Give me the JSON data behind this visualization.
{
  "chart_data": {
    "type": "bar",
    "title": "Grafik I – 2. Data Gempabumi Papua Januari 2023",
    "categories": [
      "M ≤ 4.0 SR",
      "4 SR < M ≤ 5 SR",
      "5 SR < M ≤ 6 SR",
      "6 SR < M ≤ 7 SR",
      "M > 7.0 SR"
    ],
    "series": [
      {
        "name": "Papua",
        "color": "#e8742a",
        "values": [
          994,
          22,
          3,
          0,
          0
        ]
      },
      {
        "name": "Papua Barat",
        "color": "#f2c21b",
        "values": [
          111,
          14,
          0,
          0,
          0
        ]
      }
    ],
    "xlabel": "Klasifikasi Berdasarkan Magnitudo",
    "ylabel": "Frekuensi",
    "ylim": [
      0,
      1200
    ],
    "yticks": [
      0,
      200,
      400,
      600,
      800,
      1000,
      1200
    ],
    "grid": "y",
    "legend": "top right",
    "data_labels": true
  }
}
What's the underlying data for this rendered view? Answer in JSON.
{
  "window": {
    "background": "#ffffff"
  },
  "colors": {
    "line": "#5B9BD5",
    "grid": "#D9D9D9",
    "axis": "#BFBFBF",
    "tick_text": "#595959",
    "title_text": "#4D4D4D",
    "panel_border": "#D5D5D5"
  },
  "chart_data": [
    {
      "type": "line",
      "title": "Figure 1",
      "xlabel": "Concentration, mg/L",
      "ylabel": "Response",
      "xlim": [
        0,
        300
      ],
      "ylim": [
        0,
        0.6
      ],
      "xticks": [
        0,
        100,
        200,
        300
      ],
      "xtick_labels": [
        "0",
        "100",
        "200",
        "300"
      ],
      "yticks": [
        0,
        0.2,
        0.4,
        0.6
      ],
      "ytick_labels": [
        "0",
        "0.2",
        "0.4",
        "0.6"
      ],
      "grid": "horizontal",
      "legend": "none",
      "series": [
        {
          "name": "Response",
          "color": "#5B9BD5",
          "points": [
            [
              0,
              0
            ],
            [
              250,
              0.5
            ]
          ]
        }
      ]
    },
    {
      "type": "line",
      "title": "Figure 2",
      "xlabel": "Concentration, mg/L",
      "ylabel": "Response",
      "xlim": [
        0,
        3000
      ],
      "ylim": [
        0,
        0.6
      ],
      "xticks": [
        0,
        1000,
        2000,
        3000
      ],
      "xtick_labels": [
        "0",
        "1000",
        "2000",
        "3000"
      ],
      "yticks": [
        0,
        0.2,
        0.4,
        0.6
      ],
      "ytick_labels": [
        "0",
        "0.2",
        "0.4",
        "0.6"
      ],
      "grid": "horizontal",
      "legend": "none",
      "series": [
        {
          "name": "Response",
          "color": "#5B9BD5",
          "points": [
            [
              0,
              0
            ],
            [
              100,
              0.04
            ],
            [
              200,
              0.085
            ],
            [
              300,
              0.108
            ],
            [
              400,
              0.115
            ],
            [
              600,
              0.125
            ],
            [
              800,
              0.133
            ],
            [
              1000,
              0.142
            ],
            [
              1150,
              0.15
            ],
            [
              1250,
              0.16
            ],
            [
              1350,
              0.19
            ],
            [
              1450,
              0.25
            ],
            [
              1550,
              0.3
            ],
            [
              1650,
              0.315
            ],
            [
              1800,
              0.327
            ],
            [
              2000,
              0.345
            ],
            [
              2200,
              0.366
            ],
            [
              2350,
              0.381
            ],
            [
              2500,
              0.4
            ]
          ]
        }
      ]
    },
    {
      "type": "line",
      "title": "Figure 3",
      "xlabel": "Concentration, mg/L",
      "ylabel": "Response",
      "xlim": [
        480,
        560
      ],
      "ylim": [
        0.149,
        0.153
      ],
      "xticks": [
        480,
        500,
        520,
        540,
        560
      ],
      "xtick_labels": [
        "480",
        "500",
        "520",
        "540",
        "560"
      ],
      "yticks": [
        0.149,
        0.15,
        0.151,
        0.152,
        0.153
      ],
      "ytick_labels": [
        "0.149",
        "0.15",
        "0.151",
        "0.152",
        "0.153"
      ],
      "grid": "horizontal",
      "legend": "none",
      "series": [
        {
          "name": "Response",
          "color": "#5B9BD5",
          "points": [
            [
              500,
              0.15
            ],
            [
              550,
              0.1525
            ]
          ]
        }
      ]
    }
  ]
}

************

## Exercise
Repeat the data precisely, reproducing every entry.

## Expected output
Give me the JSON data behind this visualization.
{
  "chart_data": {
    "type": "bar",
    "title": "Grafik I – 2. Data Gempabumi Papua Januari 2023",
    "categories": [
      "M ≤ 4.0 SR",
      "4 SR < M ≤ 5 SR",
      "5 SR < M ≤ 6 SR",
      "6 SR < M ≤ 7 SR",
      "M > 7.0 SR"
    ],
    "series": [
      {
        "name": "Papua",
        "color": "#e8742a",
        "values": [
          994,
          22,
          3,
          0,
          0
        ]
      },
      {
        "name": "Papua Barat",
        "color": "#f2c21b",
        "values": [
          111,
          14,
          0,
          0,
          0
        ]
      }
    ],
    "xlabel": "Klasifikasi Berdasarkan Magnitudo",
    "ylabel": "Frekuensi",
    "ylim": [
      0,
      1200
    ],
    "yticks": [
      0,
      200,
      400,
      600,
      800,
      1000,
      1200
    ],
    "grid": "y",
    "legend": "top right",
    "data_labels": true
  }
}
What's the underlying data for this rendered view? Answer in JSON.
{
  "window": {
    "background": "#ffffff"
  },
  "colors": {
    "line": "#5B9BD5",
    "grid": "#D9D9D9",
    "axis": "#BFBFBF",
    "tick_text": "#595959",
    "title_text": "#4D4D4D",
    "panel_border": "#D5D5D5"
  },
  "chart_data": [
    {
      "type": "line",
      "title": "Figure 1",
      "xlabel": "Concentration, mg/L",
      "ylabel": "Response",
      "xlim": [
        0,
        300
      ],
      "ylim": [
        0,
        0.6
      ],
      "xticks": [
        0,
        100,
        200,
        300
      ],
      "xtick_labels": [
        "0",
        "100",
        "200",
        "300"
      ],
      "yticks": [
        0,
        0.2,
        0.4,
        0.6
      ],
      "ytick_labels": [
        "0",
        "0.2",
        "0.4",
        "0.6"
      ],
      "grid": "horizontal",
      "legend": "none",
      "series": [
        {
          "name": "Response",
          "color": "#5B9BD5",
          "points": [
            [
              0,
              0
            ],
            [
              250,
              0.5
            ]
          ]
        }
      ]
    },
    {
      "type": "line",
      "title": "Figure 2",
      "xlabel": "Concentration, mg/L",
      "ylabel": "Response",
      "xlim": [
        0,
        3000
      ],
      "ylim": [
        0,
        0.6
      ],
      "xticks": [
        0,
        1000,
        2000,
        3000
      ],
      "xtick_labels": [
        "0",
        "1000",
        "2000",
        "3000"
      ],
      "yticks": [
        0,
        0.2,
        0.4,
        0.6
      ],
      "ytick_labels": [
        "0",
        "0.2",
        "0.4",
        "0.6"
      ],
      "grid": "horizontal",
      "legend": "none",
      "series": [
        {
          "name": "Response",
          "color": "#5B9BD5",
          "points": [
            [
              0,
              0
            ],
            [
              100,
              0.04
            ],
            [
              200,
              0.085
            ],
            [
              300,
              0.108
            ],
            [
              400,
              0.115
            ],
            [
              600,
              0.125
            ],
            [
              800,
              0.133
            ],
            [
              1000,
              0.142
            ],
            [
              1150,
              0.15
            ],
            [
              1250,
              0.16
            ],
            [
              1350,
              0.19
            ],
            [
              1450,
              0.25
            ],
            [
              1550,
              0.3
            ],
            [
              1650,
              0.315
            ],
            [
              1800,
              0.327
            ],
            [
              2000,
              0.345
            ],
            [
              2200,
              0.366
            ],
            [
              2350,
              0.381
            ],
            [
              2500,
              0.4
            ]
          ]
        }
      ]
    },
    {
      "type": "line",
      "title": "Figure 3",
      "xlabel": "Concentration, mg/L",
      "ylabel": "Response",
      "xlim": [
        480,
        560
      ],
      "ylim": [
        0.149,
        0.153
      ],
      "xticks": [
        480,
        500,
        520,
        540,
        560
      ],
      "xtick_labels": [
        "480",
        "500",
        "520",
        "540",
        "560"
      ],
      "yticks": [
        0.149,
        0.15,
        0.151,
        0.152,
        0.153
      ],
      "ytick_labels": [
        "0.149",
        "0.15",
        "0.151",
        "0.152",
        "0.153"
      ],
      "grid": "horizontal",
      "legend": "none",
      "series": [
        {
          "name": "Response",
          "color": "#5B9BD5",
          "points": [
            [
              500,
              0.15
            ],
            [
              550,
              0.1525
            ]
          ]
        }
      ]
    }
  ]
}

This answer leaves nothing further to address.